Task directions »
Return only the count of lines in which the word "JSON" appears.

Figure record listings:
----------

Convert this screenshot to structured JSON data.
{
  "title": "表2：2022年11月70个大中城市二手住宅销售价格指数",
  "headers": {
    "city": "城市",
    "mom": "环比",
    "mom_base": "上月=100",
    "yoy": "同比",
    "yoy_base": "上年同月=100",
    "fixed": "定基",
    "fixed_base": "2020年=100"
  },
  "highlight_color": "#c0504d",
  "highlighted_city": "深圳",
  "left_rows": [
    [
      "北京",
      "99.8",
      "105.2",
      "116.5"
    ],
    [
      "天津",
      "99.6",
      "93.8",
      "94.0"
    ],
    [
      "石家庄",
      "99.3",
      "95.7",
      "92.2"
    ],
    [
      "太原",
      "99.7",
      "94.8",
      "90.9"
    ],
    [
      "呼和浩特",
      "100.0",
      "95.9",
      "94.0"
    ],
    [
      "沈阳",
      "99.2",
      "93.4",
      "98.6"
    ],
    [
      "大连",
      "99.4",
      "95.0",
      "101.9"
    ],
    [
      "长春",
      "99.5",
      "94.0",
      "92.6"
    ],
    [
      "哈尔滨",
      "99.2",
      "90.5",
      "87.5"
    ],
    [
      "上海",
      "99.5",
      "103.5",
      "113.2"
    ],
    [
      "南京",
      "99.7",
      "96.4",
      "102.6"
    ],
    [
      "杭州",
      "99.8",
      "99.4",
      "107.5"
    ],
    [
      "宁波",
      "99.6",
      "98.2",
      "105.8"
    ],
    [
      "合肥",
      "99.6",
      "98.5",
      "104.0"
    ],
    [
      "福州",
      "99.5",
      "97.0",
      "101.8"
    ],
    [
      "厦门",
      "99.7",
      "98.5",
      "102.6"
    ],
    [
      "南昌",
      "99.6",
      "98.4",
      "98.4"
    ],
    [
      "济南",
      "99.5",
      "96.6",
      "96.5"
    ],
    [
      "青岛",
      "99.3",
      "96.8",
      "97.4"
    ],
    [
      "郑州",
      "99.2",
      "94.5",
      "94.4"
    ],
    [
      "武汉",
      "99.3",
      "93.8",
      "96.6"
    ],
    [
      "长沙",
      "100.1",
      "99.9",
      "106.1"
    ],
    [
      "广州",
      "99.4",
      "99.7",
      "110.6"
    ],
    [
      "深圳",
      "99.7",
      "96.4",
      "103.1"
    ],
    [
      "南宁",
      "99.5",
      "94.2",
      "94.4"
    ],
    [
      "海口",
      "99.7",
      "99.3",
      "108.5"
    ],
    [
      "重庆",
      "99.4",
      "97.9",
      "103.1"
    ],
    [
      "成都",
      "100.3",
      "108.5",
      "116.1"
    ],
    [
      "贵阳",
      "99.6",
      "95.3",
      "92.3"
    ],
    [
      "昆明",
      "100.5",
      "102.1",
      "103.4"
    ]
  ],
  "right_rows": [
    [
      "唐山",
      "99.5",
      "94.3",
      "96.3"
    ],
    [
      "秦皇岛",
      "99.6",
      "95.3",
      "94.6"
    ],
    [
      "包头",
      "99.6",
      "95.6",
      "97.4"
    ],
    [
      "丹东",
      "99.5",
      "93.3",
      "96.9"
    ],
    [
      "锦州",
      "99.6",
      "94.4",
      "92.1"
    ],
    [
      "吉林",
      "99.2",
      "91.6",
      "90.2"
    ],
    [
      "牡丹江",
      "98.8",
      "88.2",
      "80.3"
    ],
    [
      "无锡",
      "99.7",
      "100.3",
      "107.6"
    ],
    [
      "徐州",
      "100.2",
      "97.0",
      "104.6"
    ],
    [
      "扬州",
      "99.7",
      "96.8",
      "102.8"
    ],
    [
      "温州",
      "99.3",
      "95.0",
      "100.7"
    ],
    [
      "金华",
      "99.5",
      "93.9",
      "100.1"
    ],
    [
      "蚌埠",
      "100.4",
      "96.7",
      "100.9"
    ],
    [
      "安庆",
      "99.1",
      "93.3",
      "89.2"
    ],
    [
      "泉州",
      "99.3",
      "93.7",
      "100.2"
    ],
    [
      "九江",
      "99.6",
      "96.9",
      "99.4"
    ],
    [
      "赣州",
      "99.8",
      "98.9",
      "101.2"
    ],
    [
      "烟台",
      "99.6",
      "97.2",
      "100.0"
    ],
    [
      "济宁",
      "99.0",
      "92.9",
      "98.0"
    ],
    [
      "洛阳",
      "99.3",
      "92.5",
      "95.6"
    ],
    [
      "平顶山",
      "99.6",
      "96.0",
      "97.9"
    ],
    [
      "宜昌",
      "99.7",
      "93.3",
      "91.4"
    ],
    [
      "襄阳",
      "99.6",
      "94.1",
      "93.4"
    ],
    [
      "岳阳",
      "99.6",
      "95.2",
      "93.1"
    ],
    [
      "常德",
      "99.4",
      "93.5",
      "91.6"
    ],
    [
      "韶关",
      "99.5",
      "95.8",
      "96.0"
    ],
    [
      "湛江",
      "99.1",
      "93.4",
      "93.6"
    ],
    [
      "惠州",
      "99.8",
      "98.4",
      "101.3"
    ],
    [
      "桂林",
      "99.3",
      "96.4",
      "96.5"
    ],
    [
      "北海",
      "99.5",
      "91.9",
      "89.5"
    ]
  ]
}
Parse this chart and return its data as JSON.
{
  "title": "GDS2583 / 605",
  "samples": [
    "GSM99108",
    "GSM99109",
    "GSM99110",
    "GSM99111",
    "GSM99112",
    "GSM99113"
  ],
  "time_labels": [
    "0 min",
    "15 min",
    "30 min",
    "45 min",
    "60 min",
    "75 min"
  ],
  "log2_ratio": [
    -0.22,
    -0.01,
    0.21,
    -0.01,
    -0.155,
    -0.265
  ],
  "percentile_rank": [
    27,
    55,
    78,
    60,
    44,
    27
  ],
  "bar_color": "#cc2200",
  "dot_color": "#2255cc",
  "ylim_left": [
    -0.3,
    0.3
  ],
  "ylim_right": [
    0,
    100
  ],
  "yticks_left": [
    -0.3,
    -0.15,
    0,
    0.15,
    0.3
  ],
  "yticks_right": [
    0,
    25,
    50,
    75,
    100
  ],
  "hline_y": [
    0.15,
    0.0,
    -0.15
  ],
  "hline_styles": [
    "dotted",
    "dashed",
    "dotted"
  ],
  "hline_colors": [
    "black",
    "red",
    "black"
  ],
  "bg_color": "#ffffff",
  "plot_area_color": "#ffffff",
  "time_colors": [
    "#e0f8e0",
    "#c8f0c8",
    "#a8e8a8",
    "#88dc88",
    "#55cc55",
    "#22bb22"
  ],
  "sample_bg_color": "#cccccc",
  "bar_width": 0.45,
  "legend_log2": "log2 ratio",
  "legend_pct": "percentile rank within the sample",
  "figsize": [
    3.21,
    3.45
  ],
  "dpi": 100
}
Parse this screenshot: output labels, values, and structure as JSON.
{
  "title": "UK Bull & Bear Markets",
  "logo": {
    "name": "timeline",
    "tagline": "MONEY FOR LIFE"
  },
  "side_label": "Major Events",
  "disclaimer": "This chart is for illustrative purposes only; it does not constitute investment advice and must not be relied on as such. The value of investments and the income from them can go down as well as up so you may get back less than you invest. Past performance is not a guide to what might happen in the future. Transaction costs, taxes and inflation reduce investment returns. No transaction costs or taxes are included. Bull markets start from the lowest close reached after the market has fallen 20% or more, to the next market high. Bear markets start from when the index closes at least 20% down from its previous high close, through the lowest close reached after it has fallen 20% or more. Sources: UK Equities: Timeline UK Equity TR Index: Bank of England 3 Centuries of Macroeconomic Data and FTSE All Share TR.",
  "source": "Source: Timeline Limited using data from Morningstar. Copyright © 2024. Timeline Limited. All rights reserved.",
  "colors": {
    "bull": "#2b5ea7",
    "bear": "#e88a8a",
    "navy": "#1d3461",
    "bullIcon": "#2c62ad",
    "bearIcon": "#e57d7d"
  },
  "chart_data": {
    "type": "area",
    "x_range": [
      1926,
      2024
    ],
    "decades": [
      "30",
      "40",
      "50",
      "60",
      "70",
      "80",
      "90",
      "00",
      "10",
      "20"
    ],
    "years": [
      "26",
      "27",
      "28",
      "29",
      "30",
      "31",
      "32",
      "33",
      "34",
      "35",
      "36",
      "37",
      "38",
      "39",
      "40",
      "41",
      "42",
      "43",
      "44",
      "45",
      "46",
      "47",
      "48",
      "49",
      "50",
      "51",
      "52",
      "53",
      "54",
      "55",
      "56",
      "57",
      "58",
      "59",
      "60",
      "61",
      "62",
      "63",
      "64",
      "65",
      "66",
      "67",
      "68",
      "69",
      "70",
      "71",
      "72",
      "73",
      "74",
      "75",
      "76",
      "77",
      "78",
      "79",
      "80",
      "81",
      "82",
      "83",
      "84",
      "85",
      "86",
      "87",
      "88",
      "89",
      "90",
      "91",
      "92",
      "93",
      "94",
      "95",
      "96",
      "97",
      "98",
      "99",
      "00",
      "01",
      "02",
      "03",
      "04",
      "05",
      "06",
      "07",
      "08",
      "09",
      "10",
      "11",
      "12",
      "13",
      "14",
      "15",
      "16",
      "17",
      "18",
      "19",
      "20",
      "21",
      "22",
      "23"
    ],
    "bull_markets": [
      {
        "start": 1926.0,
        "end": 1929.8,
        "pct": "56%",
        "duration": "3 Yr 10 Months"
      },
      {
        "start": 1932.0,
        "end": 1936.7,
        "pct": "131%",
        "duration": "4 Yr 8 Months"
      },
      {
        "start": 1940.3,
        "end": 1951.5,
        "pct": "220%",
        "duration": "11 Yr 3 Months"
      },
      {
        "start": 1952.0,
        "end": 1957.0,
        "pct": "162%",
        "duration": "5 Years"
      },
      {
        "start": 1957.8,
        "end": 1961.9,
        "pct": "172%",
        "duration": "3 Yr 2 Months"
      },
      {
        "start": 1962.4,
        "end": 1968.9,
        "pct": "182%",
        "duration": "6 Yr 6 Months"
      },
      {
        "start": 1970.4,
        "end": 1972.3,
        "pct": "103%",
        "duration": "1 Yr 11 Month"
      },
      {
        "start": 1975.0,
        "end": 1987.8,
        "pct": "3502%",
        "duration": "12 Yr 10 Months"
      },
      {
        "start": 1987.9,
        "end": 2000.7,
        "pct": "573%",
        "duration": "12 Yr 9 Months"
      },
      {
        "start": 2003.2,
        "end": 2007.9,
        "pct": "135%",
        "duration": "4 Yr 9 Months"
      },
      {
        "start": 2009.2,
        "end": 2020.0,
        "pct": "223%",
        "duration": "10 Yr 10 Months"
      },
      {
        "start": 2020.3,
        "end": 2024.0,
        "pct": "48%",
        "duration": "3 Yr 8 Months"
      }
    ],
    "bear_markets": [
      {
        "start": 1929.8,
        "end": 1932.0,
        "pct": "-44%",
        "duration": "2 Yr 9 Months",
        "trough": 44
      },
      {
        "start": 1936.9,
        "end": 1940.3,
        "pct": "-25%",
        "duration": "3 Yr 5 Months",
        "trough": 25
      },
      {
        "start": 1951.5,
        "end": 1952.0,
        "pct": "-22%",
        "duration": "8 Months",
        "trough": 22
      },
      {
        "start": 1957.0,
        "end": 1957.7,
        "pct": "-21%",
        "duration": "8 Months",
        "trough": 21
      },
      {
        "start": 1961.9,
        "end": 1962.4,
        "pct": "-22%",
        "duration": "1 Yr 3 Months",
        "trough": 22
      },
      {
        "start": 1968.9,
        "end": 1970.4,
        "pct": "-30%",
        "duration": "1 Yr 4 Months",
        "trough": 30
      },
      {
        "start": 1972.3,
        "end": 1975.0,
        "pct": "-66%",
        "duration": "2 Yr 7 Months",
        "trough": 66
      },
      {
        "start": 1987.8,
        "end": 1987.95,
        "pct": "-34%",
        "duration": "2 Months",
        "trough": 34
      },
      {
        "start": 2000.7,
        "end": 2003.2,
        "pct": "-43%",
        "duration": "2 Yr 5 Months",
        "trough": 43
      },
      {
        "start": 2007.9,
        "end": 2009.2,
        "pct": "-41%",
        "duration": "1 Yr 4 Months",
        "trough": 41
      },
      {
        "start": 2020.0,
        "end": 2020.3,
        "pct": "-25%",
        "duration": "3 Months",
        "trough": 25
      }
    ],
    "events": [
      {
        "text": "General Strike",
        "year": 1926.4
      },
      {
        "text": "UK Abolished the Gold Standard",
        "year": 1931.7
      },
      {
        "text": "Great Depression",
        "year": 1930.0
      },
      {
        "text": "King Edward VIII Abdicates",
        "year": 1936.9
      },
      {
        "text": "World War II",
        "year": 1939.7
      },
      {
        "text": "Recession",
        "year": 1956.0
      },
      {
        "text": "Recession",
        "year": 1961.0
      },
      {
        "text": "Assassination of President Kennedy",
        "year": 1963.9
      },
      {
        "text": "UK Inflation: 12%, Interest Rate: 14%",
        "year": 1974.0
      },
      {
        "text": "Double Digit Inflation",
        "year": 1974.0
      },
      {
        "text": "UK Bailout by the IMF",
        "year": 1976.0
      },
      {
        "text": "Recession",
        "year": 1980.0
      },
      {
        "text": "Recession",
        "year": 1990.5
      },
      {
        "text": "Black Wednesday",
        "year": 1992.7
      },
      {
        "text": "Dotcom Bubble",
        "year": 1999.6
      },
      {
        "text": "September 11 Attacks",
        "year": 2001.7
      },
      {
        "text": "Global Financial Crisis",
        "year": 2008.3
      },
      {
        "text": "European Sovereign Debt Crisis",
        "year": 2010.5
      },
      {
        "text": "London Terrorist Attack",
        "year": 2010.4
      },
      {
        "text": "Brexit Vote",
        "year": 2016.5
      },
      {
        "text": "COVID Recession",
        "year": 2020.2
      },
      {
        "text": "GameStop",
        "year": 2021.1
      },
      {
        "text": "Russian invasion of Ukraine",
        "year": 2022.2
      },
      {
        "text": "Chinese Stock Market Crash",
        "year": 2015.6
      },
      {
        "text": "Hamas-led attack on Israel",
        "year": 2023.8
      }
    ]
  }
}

----------

The solution »
3